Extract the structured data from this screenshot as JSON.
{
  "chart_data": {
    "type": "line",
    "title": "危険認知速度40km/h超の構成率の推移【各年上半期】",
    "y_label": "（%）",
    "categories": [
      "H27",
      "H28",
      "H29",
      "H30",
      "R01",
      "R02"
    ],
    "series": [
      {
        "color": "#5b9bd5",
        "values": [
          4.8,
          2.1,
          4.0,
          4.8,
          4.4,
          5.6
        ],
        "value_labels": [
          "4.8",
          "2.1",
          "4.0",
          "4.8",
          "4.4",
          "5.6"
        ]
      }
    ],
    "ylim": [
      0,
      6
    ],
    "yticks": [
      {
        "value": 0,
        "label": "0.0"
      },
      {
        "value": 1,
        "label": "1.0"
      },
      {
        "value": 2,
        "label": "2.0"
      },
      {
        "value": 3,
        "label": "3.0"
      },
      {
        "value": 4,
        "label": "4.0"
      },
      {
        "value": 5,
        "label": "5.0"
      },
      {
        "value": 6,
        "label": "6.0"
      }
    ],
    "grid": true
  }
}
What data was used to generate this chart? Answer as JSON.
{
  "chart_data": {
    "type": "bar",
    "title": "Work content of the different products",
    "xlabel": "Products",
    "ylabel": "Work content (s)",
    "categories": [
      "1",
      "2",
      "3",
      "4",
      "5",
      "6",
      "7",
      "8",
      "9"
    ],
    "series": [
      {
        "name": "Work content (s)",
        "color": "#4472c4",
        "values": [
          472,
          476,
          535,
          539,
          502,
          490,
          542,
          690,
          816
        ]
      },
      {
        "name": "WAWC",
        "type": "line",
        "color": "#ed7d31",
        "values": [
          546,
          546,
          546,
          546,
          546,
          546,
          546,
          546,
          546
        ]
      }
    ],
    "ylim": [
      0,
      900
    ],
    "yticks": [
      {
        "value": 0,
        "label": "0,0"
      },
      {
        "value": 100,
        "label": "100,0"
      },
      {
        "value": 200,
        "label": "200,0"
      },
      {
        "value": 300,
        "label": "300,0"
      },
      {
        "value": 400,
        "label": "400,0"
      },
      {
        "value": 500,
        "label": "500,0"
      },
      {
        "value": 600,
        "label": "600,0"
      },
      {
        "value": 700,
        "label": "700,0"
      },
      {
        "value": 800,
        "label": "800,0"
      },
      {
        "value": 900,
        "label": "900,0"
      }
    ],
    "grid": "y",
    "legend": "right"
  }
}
• • • •
• **THE EXERCISE**: From the records above, extract every entry verbatim.

• **RESPONSE TO THIS EXERCISE**:
Extract the structured data from this screenshot as JSON.
{
  "chart_data": {
    "type": "line",
    "title": "危険認知速度40km/h超の構成率の推移【各年上半期】",
    "y_label": "（%）",
    "categories": [
      "H27",
      "H28",
      "H29",
      "H30",
      "R01",
      "R02"
    ],
    "series": [
      {
        "color": "#5b9bd5",
        "values": [
          4.8,
          2.1,
          4.0,
          4.8,
          4.4,
          5.6
        ],
        "value_labels": [
          "4.8",
          "2.1",
          "4.0",
          "4.8",
          "4.4",
          "5.6"
        ]
      }
    ],
    "ylim": [
      0,
      6
    ],
    "yticks": [
      {
        "value": 0,
        "label": "0.0"
      },
      {
        "value": 1,
        "label": "1.0"
      },
      {
        "value": 2,
        "label": "2.0"
      },
      {
        "value": 3,
        "label": "3.0"
      },
      {
        "value": 4,
        "label": "4.0"
      },
      {
        "value": 5,
        "label": "5.0"
      },
      {
        "value": 6,
        "label": "6.0"
      }
    ],
    "grid": true
  }
}
What data was used to generate this chart? Answer as JSON.
{
  "chart_data": {
    "type": "bar",
    "title": "Work content of the different products",
    "xlabel": "Products",
    "ylabel": "Work content (s)",
    "categories": [
      "1",
      "2",
      "3",
      "4",
      "5",
      "6",
      "7",
      "8",
      "9"
    ],
    "series": [
      {
        "name": "Work content (s)",
        "color": "#4472c4",
        "values": [
          472,
          476,
          535,
          539,
          502,
          490,
          542,
          690,
          816
        ]
      },
      {
        "name": "WAWC",
        "type": "line",
        "color": "#ed7d31",
        "values": [
          546,
          546,
          546,
          546,
          546,
          546,
          546,
          546,
          546
        ]
      }
    ],
    "ylim": [
      0,
      900
    ],
    "yticks": [
      {
        "value": 0,
        "label": "0,0"
      },
      {
        "value": 100,
        "label": "100,0"
      },
      {
        "value": 200,
        "label": "200,0"
      },
      {
        "value": 300,
        "label": "300,0"
      },
      {
        "value": 400,
        "label": "400,0"
      },
      {
        "value": 500,
        "label": "500,0"
      },
      {
        "value": 600,
        "label": "600,0"
      },
      {
        "value": 700,
        "label": "700,0"
      },
      {
        "value": 800,
        "label": "800,0"
      },
      {
        "value": 900,
        "label": "900,0"
      }
    ],
    "grid": "y",
    "legend": "right"
  }
}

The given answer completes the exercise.